TASK GOAL: Carry on the account of Silma Ihram's life and work below, writing on from its final sentence.

SOURCE EXTRACT:

★ ★ ★ ★ ★

Despite the Anglican, Presbyterian and Methodist influences from her up-bringing, Ihram became Baptist finding them to be "very inspirational." She then moved to an Islander church in North Queensland, and studied theology by correspondence from the Baptist sector. Ihram became a born-again Christian in 1968, and participated in missionary work with the Children's Special Service Mission (CSSM) in the late 1960s and early 1970s.

In 1976, during an extended trip to Indonesia, Ihram had a "personal revelation that I had to become a Muslim" and converted to Islam, changing her name to Silma Ihram. She was followed soon after by her Irish Catholic husband. She subsequently returned to university, this time at the University of Sydney, completing a Bachelor of Arts in Southeast Asian Studies and Modern History. She established the first Muslim Women's Shop and Centre in 1979.

==Career in education==
In the early 1980s, Silma Ihram, then the proprietor of the Muslim Women's Shop and Centre, approached her old school, the Presbyterian Ladies' College, Sydney, looking to enrol her daughters. It was reported that her request for the school to allow her daughters to be accepted as Muslims, including the wearing of a Hijab with the uniform, was rejected. Subsequently, and also due in part to the lack of Muslim schools in New South Wales, Ihram looked to establishing her own independent school in South-western Sydney.

In 1983, Ihram and her then husband, Siddiq Buckley, set up the Al-Noori Muslim Primary School at Greenacre, named after a Kuwaiti benefactor who had donated A$5,000. The school was forced to move nine times in four years, to such places as a house in Lakemba, a Hall in Canterbury, and a marquee in the Buckley's backyard. According to Ihram, this was due to an inability to "get registration from government without development approval from the council" as "no council would accept us." These problems with council have been a feature of Ihram's schools to this day.

Ihram took her case to the Land and Environment Court, and after two actions to force Bankstown Council to give official approval, a primary school for 105 children was established in 1987. Ihram and her husband faced angry protests due to the schools slogan, Good Muslims make Good Australians.

The school also received little support from Muslim community organisations, making the struggle even more difficult, and creating a credibility problem within the media. Buckley identified the Muslim community itself as a stumbling block, describing it as "internally factionalised, ethnically diverse, politically impotent, intellectually moribund." The school had little access to overseas Islamic charities to provide funding, and subsequently Ihram and her husband struggled to sufficiently equip their school. Assistance came in the form of individual families, with one mother offering to sell her home, rather than see the school close. Despite the setbacks and racism faced by Ihram, enrolments at the school were strong, and Muslim education was given a foothold in Sydney. In 1992, Ihram again returned to university, completing a Master's in Education Administration at the University of New South Wales, to aid her running of the school.

★ ★ ★ ★ ★

RAW DATA:
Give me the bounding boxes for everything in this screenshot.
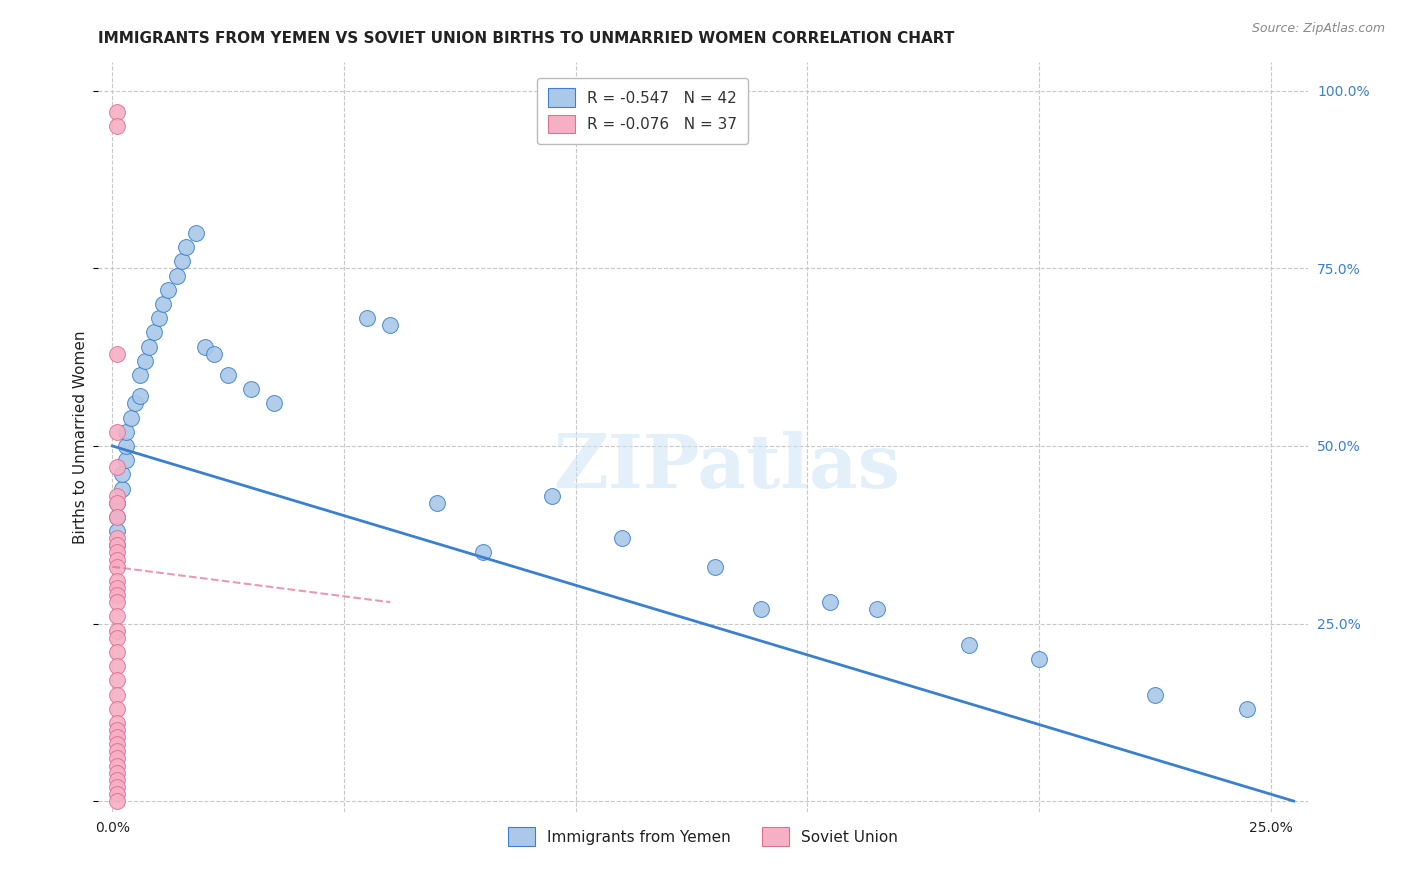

★ ★ ★ ★ ★

EXERCISE OUTPUT:
Al-Noori received positive attention when it was revealed that Ihram had encouraged her students to lobby for the release of an Australian pilot held hostage in Kuwait, who was the grandson of one of the school's elderly neighbours. According to Mr. Bukley, it was "probably the first time in Australia that Muslims were portrayed as both patriotically Australian and genuinely Muslim", and had a positive impact on the school. This was however not the end of Ihram's problems. She had divorced her husband and opened a second school, the Noor Al Houda Islamic College (meaning "The Guiding Light"), this time for high school students, and a board battle ensued that ended in the Supreme Court of New South Wales.

The second school had been established on a leased site near Bankstown Airport and had attracted approximately 720 students. This site was shortly after found to be contaminated and the school was forced to contribute to the cost of a clean-up. It was soon after discovered that the Federal Airports Corporation, who had leased the land to Noor Al Houda, knew previously of the contamination. Ihram decided to fight against Bankstown Airport to save Noor Al Houda, resulting in a five-year-long Supreme court battle involving 125 court appearances. She re-mortgaged and later sold her home, and accessed her superannuation to cover part of the $2million in legal expenses. The school was eventually awarded $1,094,430 in damages by Justice Clifton Hoeben, finding the Federal Airports Corporation, and subsequently the Bankstown Airport Ltd, owed the school a duty of care to disclose a report that the land was contaminated with sewage waste. However, the judge said the $5.1 million Noor Al Houda was originally seeking in damages was "unrealistic" as the cost of moving was only an estimate. As a witness, the judge determined that Ihram:
had a clear motivation to give her evidence particularly as to conversations in such a way as to assist the College. An area of clear unreliability was at paras 49–51 of her affidavit .. I found her oral evidence generally reliable. Where, however, it conflicted with that of Ms Williams [on behalf of Bankstown Airport] I prefer the evidence of Ms Williams.

Ihram's campaign to pressure the Government to find a new home for the school became a subject of debate following up to the 2003 state election. In 2002, the NSW Government offered a suitable property at Guildford which was accepted, however a number of local residents complained of having a school there and the decision was revoked.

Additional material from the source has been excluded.